Print all entries word for word.
-- START RAW RECORDS --
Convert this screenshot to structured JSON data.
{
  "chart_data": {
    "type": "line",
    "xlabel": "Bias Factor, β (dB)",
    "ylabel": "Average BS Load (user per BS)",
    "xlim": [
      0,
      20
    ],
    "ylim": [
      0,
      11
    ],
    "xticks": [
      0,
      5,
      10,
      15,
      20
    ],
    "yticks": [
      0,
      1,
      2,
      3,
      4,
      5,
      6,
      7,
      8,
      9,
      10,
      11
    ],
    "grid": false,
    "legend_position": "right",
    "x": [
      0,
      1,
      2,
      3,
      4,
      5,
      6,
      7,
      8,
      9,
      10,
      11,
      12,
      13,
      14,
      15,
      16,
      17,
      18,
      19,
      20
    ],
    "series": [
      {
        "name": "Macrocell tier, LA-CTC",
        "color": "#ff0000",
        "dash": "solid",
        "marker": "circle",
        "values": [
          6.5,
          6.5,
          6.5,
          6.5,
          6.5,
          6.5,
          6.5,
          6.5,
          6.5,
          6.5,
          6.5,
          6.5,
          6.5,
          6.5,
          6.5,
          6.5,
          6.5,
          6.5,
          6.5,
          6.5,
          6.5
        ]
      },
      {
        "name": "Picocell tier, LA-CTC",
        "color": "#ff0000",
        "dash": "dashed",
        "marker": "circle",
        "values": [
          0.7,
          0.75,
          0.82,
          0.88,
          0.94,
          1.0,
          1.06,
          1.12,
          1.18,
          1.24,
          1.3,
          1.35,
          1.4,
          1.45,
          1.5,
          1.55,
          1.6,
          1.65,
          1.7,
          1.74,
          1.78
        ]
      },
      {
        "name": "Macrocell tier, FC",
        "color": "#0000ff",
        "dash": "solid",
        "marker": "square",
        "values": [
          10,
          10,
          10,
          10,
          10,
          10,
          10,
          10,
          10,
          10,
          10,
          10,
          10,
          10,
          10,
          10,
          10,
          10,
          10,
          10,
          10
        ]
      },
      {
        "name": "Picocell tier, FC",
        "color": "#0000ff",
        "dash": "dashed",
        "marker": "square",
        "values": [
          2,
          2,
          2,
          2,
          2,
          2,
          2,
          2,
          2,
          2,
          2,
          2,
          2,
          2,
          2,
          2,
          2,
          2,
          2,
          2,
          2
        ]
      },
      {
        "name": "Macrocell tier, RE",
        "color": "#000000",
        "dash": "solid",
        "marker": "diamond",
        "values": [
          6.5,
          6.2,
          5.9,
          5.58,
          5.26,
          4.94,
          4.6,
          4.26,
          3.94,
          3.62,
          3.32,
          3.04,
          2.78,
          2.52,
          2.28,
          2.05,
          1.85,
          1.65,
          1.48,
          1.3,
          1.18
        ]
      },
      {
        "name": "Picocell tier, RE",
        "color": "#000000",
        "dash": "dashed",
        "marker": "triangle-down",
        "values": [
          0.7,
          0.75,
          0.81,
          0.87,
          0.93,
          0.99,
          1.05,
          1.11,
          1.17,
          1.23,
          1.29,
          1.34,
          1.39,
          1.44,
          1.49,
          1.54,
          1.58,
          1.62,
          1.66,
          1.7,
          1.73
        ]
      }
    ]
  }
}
-- END RAW RECORDS --
EXERCISE SOLUTION:
Convert this screenshot to structured JSON data.
{
  "chart_data": {
    "type": "line",
    "xlabel": "Bias Factor, β (dB)",
    "ylabel": "Average BS Load (user per BS)",
    "xlim": [
      0,
      20
    ],
    "ylim": [
      0,
      11
    ],
    "xticks": [
      0,
      5,
      10,
      15,
      20
    ],
    "yticks": [
      0,
      1,
      2,
      3,
      4,
      5,
      6,
      7,
      8,
      9,
      10,
      11
    ],
    "grid": false,
    "legend_position": "right",
    "x": [
      0,
      1,
      2,
      3,
      4,
      5,
      6,
      7,
      8,
      9,
      10,
      11,
      12,
      13,
      14,
      15,
      16,
      17,
      18,
      19,
      20
    ],
    "series": [
      {
        "name": "Macrocell tier, LA-CTC",
        "color": "#ff0000",
        "dash": "solid",
        "marker": "circle",
        "values": [
          6.5,
          6.5,
          6.5,
          6.5,
          6.5,
          6.5,
          6.5,
          6.5,
          6.5,
          6.5,
          6.5,
          6.5,
          6.5,
          6.5,
          6.5,
          6.5,
          6.5,
          6.5,
          6.5,
          6.5,
          6.5
        ]
      },
      {
        "name": "Picocell tier, LA-CTC",
        "color": "#ff0000",
        "dash": "dashed",
        "marker": "circle",
        "values": [
          0.7,
          0.75,
          0.82,
          0.88,
          0.94,
          1.0,
          1.06,
          1.12,
          1.18,
          1.24,
          1.3,
          1.35,
          1.4,
          1.45,
          1.5,
          1.55,
          1.6,
          1.65,
          1.7,
          1.74,
          1.78
        ]
      },
      {
        "name": "Macrocell tier, FC",
        "color": "#0000ff",
        "dash": "solid",
        "marker": "square",
        "values": [
          10,
          10,
          10,
          10,
          10,
          10,
          10,
          10,
          10,
          10,
          10,
          10,
          10,
          10,
          10,
          10,
          10,
          10,
          10,
          10,
          10
        ]
      },
      {
        "name": "Picocell tier, FC",
        "color": "#0000ff",
        "dash": "dashed",
        "marker": "square",
        "values": [
          2,
          2,
          2,
          2,
          2,
          2,
          2,
          2,
          2,
          2,
          2,
          2,
          2,
          2,
          2,
          2,
          2,
          2,
          2,
          2,
          2
        ]
      },
      {
        "name": "Macrocell tier, RE",
        "color": "#000000",
        "dash": "solid",
        "marker": "diamond",
        "values": [
          6.5,
          6.2,
          5.9,
          5.58,
          5.26,
          4.94,
          4.6,
          4.26,
          3.94,
          3.62,
          3.32,
          3.04,
          2.78,
          2.52,
          2.28,
          2.05,
          1.85,
          1.65,
          1.48,
          1.3,
          1.18
        ]
      },
      {
        "name": "Picocell tier, RE",
        "color": "#000000",
        "dash": "dashed",
        "marker": "triangle-down",
        "values": [
          0.7,
          0.75,
          0.81,
          0.87,
          0.93,
          0.99,
          1.05,
          1.11,
          1.17,
          1.23,
          1.29,
          1.34,
          1.39,
          1.44,
          1.49,
          1.54,
          1.58,
          1.62,
          1.66,
          1.7,
          1.73
        ]
      }
    ]
  }
}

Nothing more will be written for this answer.